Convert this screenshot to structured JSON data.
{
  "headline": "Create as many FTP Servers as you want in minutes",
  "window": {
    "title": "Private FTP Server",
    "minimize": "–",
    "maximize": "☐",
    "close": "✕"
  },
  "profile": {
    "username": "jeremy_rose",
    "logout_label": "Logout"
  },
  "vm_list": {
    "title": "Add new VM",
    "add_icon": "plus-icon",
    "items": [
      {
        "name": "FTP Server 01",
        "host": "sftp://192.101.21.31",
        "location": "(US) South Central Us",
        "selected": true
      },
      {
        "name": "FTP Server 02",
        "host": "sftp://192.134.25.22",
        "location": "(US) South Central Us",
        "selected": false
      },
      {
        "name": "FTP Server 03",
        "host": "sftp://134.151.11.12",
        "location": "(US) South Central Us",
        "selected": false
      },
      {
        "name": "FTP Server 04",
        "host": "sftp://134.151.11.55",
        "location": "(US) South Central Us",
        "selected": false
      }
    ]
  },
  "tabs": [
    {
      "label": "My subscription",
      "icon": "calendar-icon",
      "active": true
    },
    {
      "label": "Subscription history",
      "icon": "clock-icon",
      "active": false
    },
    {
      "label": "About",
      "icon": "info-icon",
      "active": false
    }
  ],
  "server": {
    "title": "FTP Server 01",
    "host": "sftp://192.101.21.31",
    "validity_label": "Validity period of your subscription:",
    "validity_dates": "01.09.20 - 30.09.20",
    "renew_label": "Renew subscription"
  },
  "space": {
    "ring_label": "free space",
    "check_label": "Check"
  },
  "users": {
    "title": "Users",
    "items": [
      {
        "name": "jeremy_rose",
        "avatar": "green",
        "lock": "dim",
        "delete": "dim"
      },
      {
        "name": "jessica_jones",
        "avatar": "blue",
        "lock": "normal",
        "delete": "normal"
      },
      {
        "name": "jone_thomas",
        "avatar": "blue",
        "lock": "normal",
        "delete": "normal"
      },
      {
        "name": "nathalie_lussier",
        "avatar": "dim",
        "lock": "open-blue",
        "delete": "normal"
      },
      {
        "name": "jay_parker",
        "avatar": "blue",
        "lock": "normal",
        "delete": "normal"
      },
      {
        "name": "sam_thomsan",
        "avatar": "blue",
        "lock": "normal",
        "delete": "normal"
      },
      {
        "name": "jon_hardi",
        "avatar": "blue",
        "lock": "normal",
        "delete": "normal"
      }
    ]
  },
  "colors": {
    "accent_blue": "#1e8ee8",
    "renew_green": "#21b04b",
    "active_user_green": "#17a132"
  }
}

Task to complete ▸ Retype every entry above, word for word.

Exercise output ▸
Convert this screenshot to structured JSON data.
{
  "headline": "Create as many FTP Servers as you want in minutes",
  "window": {
    "title": "Private FTP Server",
    "minimize": "–",
    "maximize": "☐",
    "close": "✕"
  },
  "profile": {
    "username": "jeremy_rose",
    "logout_label": "Logout"
  },
  "vm_list": {
    "title": "Add new VM",
    "add_icon": "plus-icon",
    "items": [
      {
        "name": "FTP Server 01",
        "host": "sftp://192.101.21.31",
        "location": "(US) South Central Us",
        "selected": true
      },
      {
        "name": "FTP Server 02",
        "host": "sftp://192.134.25.22",
        "location": "(US) South Central Us",
        "selected": false
      },
      {
        "name": "FTP Server 03",
        "host": "sftp://134.151.11.12",
        "location": "(US) South Central Us",
        "selected": false
      },
      {
        "name": "FTP Server 04",
        "host": "sftp://134.151.11.55",
        "location": "(US) South Central Us",
        "selected": false
      }
    ]
  },
  "tabs": [
    {
      "label": "My subscription",
      "icon": "calendar-icon",
      "active": true
    },
    {
      "label": "Subscription history",
      "icon": "clock-icon",
      "active": false
    },
    {
      "label": "About",
      "icon": "info-icon",
      "active": false
    }
  ],
  "server": {
    "title": "FTP Server 01",
    "host": "sftp://192.101.21.31",
    "validity_label": "Validity period of your subscription:",
    "validity_dates": "01.09.20 - 30.09.20",
    "renew_label": "Renew subscription"
  },
  "space": {
    "ring_label": "free space",
    "check_label": "Check"
  },
  "users": {
    "title": "Users",
    "items": [
      {
        "name": "jeremy_rose",
        "avatar": "green",
        "lock": "dim",
        "delete": "dim"
      },
      {
        "name": "jessica_jones",
        "avatar": "blue",
        "lock": "normal",
        "delete": "normal"
      },
      {
        "name": "jone_thomas",
        "avatar": "blue",
        "lock": "normal",
        "delete": "normal"
      },
      {
        "name": "nathalie_lussier",
        "avatar": "dim",
        "lock": "open-blue",
        "delete": "normal"
      },
      {
        "name": "jay_parker",
        "avatar": "blue",
        "lock": "normal",
        "delete": "normal"
      },
      {
        "name": "sam_thomsan",
        "avatar": "blue",
        "lock": "normal",
        "delete": "normal"
      },
      {
        "name": "jon_hardi",
        "avatar": "blue",
        "lock": "normal",
        "delete": "normal"
      }
    ]
  },
  "colors": {
    "accent_blue": "#1e8ee8",
    "renew_green": "#21b04b",
    "active_user_green": "#17a132"
  }
}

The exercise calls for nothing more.